(Figure record extracts)

--

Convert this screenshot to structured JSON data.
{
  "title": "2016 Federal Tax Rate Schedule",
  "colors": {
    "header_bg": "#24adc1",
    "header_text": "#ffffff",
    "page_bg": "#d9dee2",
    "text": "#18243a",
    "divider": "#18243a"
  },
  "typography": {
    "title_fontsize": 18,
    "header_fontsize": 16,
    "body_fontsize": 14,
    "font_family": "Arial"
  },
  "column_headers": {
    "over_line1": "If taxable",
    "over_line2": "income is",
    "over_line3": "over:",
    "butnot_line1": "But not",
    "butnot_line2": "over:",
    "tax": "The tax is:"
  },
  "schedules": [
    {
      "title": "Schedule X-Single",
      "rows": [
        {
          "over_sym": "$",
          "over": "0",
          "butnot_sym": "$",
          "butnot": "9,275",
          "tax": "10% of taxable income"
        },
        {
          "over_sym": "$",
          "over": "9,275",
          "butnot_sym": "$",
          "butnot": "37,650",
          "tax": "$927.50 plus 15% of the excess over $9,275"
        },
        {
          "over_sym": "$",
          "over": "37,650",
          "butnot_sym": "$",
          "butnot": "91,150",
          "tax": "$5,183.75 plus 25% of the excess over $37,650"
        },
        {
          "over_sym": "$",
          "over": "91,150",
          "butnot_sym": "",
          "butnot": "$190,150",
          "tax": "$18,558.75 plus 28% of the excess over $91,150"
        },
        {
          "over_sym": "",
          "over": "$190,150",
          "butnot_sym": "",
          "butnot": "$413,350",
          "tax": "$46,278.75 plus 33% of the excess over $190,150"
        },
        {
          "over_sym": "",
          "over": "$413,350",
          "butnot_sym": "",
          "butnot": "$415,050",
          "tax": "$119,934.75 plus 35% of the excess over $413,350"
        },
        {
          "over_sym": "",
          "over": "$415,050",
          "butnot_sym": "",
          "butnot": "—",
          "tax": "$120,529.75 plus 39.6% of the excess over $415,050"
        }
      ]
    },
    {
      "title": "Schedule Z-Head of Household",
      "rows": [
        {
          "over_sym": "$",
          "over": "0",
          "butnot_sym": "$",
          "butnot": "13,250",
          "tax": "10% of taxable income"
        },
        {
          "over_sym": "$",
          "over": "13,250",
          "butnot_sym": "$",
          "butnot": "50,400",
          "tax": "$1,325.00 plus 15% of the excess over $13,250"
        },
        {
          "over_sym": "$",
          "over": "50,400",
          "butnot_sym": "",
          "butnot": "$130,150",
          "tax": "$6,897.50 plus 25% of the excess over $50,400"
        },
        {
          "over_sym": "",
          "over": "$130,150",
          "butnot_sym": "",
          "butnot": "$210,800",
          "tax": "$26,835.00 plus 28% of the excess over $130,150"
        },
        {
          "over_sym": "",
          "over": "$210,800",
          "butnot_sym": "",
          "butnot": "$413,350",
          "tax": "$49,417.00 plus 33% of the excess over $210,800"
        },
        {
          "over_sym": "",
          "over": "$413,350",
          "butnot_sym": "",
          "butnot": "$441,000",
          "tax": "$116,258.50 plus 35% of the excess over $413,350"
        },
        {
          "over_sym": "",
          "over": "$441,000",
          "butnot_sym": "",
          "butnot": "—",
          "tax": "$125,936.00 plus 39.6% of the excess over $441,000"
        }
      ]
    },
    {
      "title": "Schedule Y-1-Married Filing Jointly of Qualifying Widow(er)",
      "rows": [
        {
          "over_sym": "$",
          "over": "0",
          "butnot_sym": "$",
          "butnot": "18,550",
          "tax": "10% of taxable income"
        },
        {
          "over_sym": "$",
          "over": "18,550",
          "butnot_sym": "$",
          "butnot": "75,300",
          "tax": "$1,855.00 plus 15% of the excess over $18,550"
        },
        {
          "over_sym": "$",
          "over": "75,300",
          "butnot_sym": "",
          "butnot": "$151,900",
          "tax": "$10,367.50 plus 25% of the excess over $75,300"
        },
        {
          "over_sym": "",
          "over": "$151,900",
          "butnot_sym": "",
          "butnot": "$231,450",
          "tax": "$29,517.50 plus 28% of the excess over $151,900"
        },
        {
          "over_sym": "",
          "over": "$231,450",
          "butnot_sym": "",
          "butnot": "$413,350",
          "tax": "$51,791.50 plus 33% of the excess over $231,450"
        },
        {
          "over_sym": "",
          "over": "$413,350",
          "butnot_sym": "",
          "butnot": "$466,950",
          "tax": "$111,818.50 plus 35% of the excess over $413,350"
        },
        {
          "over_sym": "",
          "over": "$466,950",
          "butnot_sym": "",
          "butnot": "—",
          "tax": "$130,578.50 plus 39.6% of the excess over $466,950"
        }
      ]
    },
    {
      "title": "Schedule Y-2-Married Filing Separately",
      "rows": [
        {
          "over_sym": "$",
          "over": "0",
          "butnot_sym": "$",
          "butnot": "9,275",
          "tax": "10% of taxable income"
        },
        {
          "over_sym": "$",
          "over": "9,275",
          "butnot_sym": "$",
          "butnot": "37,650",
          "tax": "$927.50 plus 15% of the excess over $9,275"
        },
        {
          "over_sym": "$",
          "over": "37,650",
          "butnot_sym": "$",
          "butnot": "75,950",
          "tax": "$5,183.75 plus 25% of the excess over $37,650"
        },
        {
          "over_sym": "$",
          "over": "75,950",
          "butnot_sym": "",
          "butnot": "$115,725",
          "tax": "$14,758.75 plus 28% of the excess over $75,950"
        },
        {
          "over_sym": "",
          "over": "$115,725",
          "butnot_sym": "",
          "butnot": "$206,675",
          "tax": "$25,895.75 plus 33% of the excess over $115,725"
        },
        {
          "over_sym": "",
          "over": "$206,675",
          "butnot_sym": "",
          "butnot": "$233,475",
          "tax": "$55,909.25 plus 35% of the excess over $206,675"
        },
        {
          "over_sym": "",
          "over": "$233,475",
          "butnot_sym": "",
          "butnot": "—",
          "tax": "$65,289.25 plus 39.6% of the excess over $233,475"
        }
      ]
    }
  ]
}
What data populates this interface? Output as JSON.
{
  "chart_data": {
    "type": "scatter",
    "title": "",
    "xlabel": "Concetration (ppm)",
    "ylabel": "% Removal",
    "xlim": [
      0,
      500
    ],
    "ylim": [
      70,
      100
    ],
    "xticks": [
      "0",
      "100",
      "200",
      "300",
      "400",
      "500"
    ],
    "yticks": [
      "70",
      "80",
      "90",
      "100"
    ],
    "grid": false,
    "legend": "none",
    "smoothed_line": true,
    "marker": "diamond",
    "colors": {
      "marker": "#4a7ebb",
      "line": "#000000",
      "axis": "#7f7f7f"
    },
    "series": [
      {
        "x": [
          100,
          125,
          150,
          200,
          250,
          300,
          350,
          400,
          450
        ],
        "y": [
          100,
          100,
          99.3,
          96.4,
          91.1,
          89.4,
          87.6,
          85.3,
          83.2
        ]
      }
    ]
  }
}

--

:: SET TASK ::
From the entries above, copy out every line where the string "Filing" appears.

:: FINAL RESULT ::
      "title": "Schedule Y-1-Married Filing Jointly of Qualifying Widow(er)",
      "title": "Schedule Y-2-Married Filing Separately",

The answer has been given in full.